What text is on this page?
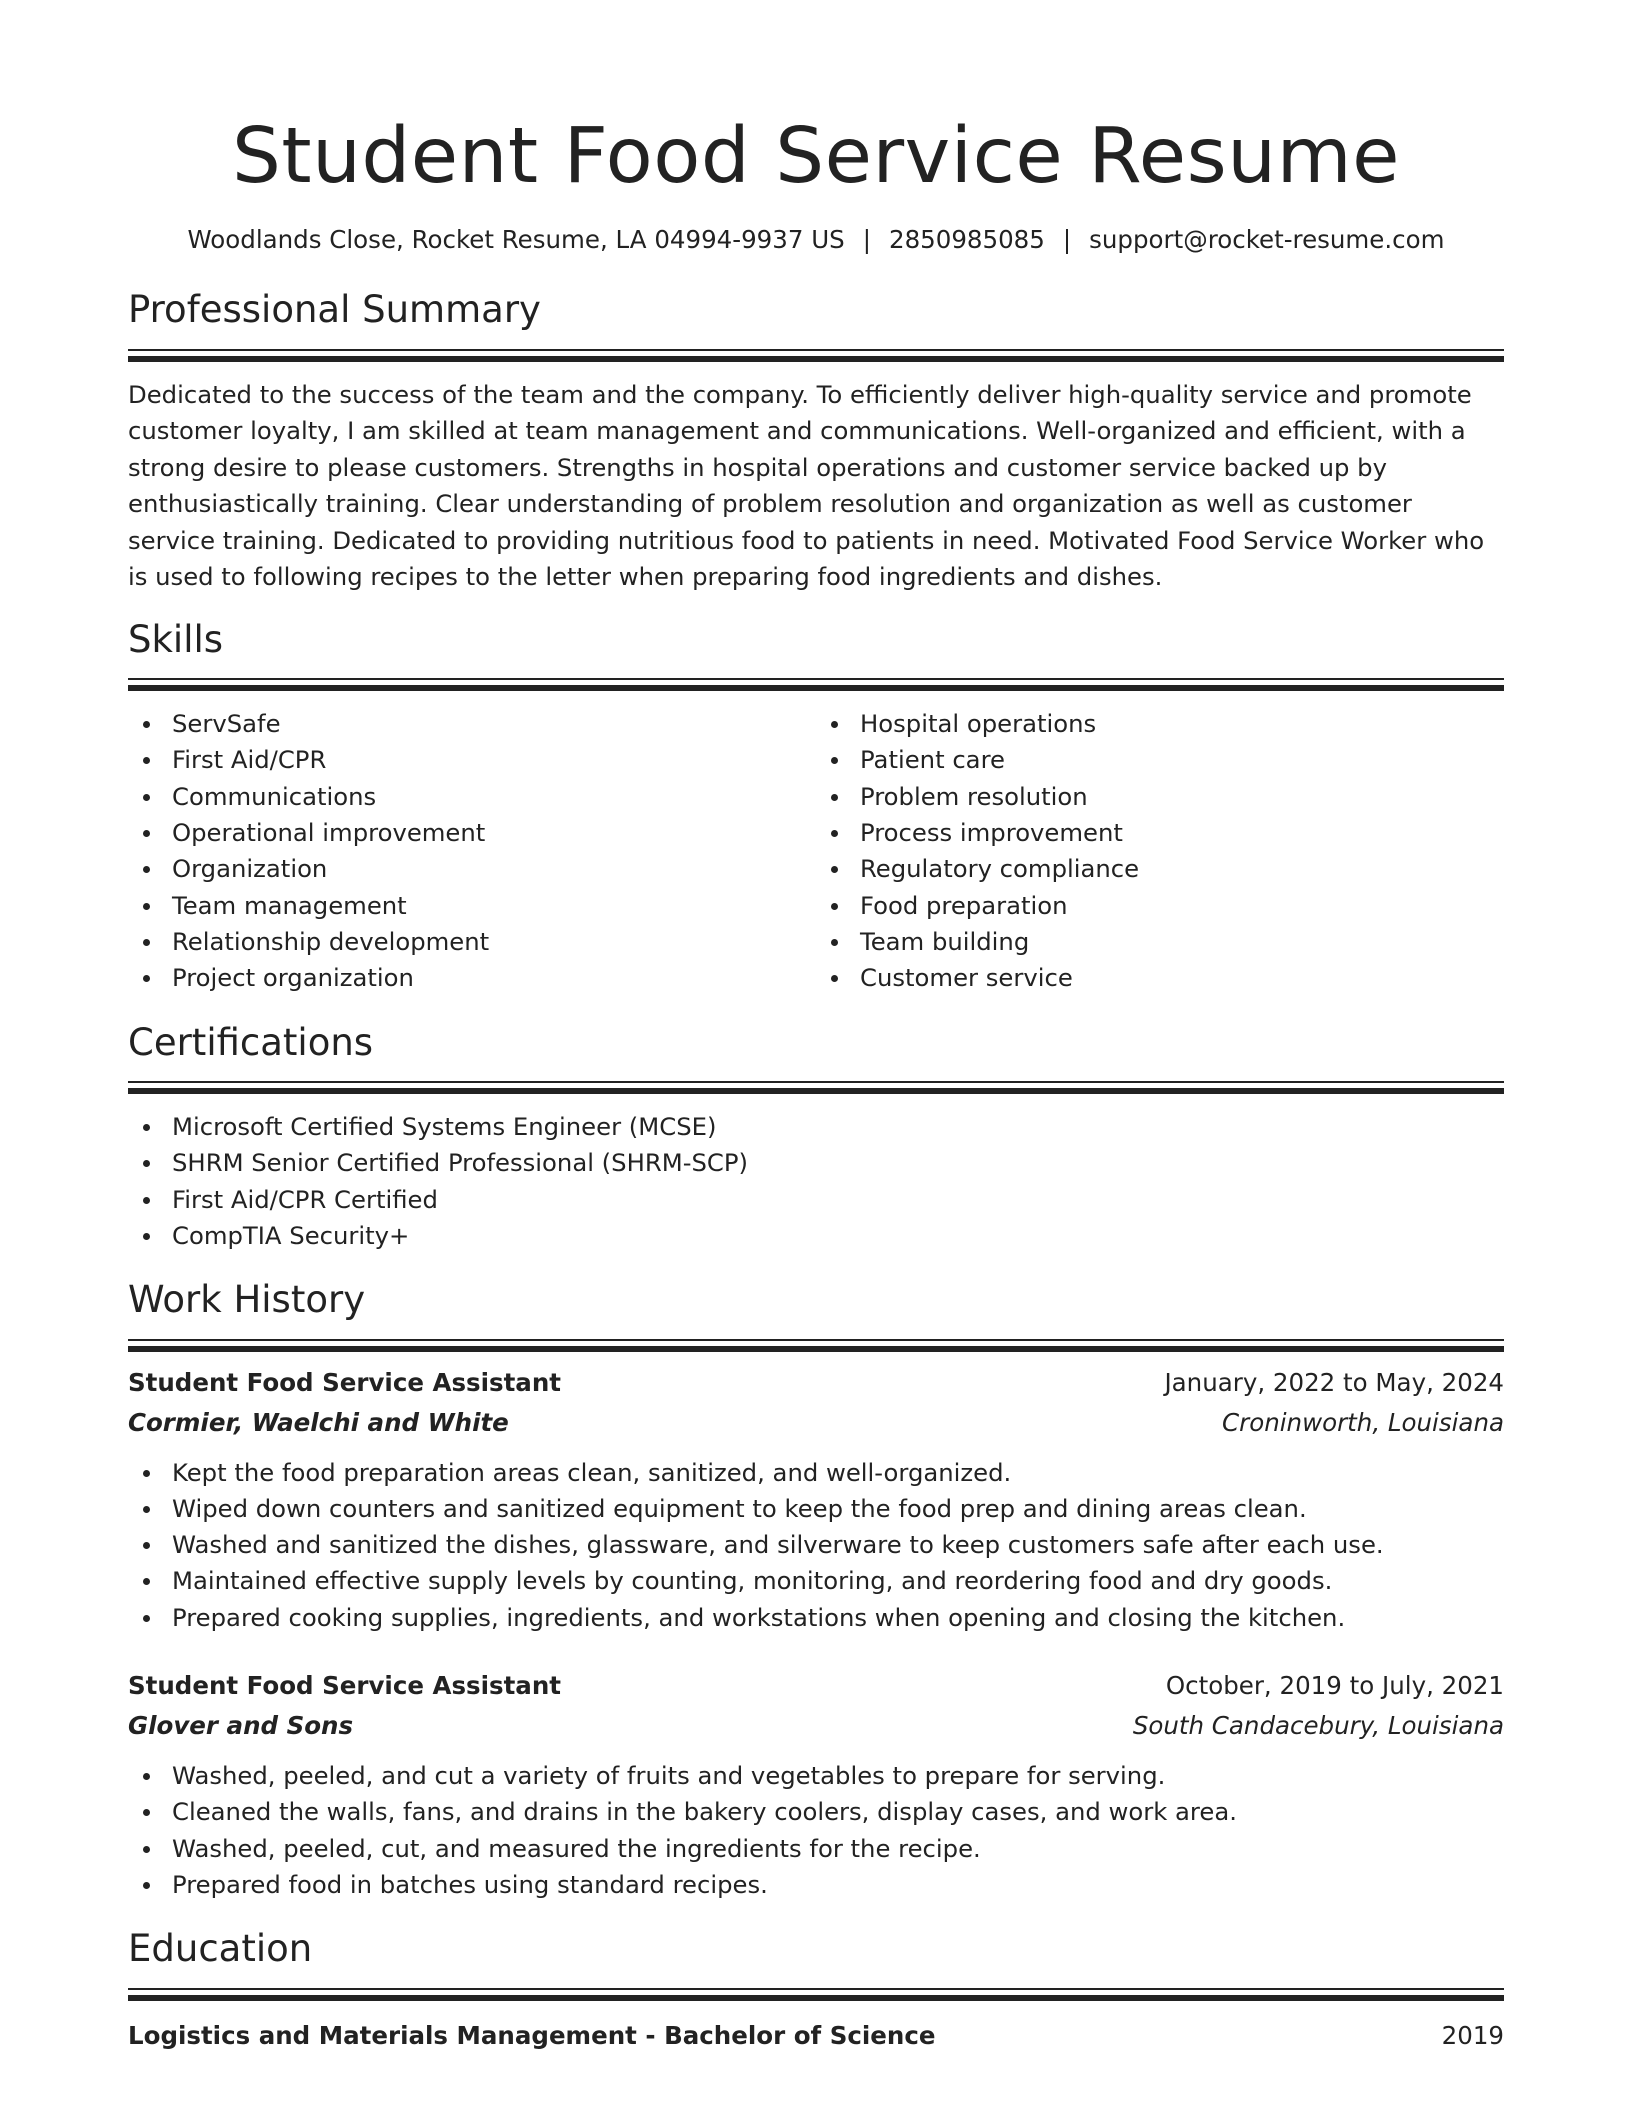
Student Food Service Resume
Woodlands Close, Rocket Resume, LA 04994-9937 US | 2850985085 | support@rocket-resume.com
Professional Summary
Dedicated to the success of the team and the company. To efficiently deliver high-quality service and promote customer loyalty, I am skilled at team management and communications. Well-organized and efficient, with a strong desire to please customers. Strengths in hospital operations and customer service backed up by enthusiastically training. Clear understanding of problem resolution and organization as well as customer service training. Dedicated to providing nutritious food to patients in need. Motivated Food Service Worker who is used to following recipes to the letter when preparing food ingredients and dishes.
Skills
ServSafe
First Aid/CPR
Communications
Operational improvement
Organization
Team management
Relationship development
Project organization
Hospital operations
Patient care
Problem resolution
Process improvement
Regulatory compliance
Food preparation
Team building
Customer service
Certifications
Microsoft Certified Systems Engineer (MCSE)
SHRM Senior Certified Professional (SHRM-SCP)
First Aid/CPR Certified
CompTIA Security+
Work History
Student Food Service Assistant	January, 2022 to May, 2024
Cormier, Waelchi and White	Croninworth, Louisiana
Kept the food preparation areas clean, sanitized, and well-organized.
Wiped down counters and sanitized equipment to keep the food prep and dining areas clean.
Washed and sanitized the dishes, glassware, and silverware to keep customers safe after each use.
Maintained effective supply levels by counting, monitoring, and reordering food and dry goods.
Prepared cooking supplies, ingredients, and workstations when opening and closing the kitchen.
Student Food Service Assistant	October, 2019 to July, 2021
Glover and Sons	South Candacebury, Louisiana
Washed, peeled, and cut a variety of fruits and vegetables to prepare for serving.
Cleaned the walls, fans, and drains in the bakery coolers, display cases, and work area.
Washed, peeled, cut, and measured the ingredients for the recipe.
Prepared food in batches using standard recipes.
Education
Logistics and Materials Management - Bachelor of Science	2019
==
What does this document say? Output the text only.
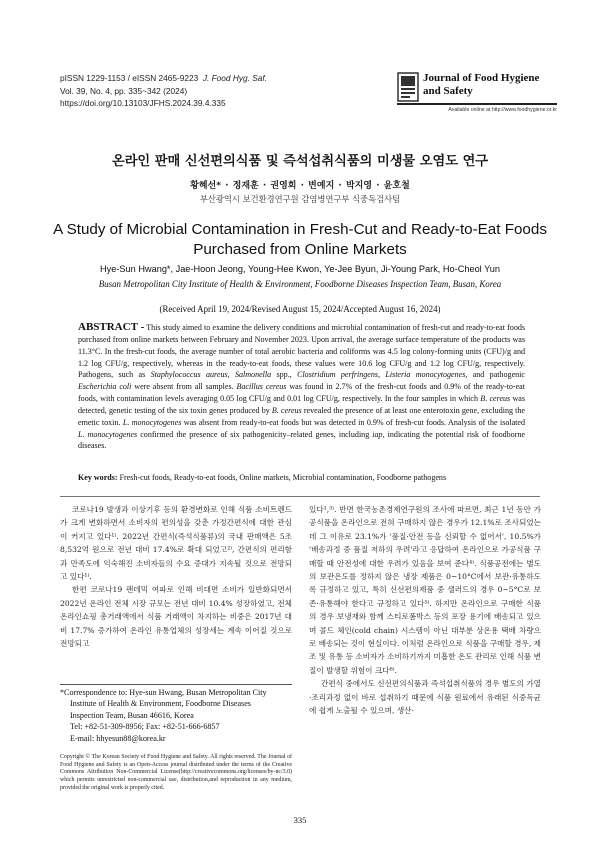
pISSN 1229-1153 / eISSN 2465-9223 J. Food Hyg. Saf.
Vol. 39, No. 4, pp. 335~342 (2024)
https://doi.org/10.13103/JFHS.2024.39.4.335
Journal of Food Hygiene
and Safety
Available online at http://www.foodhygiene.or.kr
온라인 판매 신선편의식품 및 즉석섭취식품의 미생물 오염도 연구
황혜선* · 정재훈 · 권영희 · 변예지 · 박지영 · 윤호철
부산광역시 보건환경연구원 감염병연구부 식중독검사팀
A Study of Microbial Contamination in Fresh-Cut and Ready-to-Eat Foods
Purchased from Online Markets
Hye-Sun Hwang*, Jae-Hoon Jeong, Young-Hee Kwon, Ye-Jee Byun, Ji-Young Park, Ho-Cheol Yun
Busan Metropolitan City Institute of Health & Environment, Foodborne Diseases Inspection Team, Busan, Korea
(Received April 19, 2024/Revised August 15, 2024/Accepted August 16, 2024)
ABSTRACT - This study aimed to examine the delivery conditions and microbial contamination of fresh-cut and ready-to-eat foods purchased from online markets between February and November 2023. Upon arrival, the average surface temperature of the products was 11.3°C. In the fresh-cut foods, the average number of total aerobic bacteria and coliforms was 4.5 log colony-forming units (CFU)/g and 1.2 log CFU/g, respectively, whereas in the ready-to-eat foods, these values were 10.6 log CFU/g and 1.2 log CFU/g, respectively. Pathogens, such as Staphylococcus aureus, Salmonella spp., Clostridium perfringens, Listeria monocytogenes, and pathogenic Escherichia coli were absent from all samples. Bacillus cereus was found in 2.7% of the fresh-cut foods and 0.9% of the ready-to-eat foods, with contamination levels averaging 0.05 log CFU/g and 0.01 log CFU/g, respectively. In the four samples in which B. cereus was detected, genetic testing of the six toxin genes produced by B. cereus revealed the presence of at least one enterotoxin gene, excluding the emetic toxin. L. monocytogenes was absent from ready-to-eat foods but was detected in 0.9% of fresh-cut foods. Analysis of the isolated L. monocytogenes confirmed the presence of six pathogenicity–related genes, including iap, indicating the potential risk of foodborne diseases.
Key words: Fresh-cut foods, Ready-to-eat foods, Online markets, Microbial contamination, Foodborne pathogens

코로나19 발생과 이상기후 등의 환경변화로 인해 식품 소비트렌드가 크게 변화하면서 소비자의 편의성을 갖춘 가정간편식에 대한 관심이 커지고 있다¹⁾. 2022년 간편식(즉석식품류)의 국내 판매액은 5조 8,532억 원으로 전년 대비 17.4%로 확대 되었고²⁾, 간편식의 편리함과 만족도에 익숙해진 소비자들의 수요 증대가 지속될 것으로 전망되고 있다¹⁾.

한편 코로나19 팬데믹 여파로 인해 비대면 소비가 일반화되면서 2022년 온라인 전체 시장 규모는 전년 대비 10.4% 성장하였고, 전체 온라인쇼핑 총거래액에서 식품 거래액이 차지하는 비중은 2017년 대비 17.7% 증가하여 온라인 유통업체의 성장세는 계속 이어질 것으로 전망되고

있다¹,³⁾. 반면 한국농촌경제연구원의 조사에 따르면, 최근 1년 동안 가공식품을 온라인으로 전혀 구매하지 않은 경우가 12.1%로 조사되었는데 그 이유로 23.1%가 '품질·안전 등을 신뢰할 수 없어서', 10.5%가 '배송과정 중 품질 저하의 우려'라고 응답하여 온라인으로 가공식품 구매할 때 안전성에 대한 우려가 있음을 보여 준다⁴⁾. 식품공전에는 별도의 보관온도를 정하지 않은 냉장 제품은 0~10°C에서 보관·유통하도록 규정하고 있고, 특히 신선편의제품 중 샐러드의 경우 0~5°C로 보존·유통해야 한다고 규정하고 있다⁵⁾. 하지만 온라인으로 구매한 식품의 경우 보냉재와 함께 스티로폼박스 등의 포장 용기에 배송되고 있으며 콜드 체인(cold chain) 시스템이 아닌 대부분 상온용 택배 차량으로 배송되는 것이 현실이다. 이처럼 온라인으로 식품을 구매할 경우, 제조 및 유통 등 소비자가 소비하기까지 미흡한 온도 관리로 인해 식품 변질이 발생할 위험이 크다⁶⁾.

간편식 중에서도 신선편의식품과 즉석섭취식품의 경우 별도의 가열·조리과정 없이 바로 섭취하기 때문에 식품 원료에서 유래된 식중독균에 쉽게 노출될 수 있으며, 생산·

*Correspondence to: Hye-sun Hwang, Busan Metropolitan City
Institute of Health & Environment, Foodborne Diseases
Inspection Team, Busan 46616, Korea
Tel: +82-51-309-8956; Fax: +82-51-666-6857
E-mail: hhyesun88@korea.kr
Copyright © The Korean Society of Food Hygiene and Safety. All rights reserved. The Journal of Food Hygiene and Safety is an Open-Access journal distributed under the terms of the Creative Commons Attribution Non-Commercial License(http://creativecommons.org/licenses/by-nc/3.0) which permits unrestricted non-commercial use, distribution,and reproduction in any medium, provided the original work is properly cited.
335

#### Exercise instructions:
Reply with nothing but the number of lines in the listing that include the string "Professional".

#### Exercise result:
2